==== Records for the exercise

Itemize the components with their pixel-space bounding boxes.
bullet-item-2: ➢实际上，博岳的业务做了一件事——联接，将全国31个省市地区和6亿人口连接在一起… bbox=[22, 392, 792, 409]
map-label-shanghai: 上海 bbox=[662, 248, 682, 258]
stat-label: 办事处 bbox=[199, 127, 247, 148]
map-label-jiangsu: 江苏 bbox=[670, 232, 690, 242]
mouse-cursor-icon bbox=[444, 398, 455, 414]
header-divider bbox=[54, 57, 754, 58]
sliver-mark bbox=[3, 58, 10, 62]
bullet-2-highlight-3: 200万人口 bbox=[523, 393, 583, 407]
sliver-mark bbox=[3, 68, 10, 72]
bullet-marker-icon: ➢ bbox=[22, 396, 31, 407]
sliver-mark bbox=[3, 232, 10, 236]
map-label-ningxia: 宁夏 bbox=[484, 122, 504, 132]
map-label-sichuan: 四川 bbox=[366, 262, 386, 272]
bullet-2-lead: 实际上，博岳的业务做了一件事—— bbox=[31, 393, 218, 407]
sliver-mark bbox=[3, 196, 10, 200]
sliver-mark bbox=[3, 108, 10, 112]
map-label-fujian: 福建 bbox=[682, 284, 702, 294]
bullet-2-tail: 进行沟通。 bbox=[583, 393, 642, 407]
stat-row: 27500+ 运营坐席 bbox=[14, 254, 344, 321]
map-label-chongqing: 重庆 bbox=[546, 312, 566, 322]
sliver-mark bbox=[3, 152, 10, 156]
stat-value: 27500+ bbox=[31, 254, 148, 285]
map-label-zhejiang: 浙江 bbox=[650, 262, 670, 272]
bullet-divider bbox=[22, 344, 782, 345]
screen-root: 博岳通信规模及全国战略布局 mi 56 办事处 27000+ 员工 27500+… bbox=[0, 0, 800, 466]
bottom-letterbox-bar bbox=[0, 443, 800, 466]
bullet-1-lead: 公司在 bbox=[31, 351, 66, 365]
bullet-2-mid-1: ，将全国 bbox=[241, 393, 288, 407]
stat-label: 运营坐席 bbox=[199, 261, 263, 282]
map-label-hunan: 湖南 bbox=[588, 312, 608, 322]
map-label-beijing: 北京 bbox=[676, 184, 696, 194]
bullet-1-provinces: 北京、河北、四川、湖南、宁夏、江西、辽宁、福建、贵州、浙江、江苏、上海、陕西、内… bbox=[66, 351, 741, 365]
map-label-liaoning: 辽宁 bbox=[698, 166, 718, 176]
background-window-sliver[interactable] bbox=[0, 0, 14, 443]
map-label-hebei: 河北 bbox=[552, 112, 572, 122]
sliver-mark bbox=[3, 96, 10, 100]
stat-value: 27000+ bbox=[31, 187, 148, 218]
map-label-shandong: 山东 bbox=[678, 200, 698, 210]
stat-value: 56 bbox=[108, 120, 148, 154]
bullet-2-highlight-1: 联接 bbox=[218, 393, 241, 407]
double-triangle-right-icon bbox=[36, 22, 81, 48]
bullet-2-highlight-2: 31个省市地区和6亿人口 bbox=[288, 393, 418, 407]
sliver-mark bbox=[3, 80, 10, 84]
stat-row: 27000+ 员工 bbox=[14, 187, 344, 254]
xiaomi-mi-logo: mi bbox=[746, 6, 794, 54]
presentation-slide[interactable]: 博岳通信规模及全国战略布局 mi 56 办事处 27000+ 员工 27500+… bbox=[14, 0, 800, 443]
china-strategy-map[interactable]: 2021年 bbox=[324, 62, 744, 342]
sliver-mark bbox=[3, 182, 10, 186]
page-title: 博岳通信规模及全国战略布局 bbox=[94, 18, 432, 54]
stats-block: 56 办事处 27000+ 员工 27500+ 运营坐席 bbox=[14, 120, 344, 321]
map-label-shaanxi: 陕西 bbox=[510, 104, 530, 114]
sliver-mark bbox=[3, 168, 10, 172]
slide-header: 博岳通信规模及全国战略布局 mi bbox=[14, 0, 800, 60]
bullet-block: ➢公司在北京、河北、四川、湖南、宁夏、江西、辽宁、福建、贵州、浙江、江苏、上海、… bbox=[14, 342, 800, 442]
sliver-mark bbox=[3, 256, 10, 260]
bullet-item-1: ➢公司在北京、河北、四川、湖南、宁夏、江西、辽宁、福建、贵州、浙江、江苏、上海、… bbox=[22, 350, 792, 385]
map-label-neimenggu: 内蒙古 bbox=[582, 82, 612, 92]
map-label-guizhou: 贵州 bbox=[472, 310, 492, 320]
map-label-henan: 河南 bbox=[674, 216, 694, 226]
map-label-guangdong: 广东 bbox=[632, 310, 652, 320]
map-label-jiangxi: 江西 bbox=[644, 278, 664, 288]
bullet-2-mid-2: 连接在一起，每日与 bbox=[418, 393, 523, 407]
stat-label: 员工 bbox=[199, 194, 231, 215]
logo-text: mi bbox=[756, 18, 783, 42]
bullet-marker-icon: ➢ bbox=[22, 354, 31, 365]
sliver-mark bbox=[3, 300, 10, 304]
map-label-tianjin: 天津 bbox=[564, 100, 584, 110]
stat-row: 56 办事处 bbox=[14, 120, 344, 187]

========

» **Given task**
Copy out every line from the start of the entries up to and including the line containing "map-label-jiangsu: 江苏 bbox=[670, 232, 690, 242]", with each line reproduced unchanged.

» **Correct output**
Itemize the components with their pixel-space bounding boxes.
bullet-item-2: ➢实际上，博岳的业务做了一件事——联接，将全国31个省市地区和6亿人口连接在一起… bbox=[22, 392, 792, 409]
map-label-shanghai: 上海 bbox=[662, 248, 682, 258]
stat-label: 办事处 bbox=[199, 127, 247, 148]
map-label-jiangsu: 江苏 bbox=[670, 232, 690, 242]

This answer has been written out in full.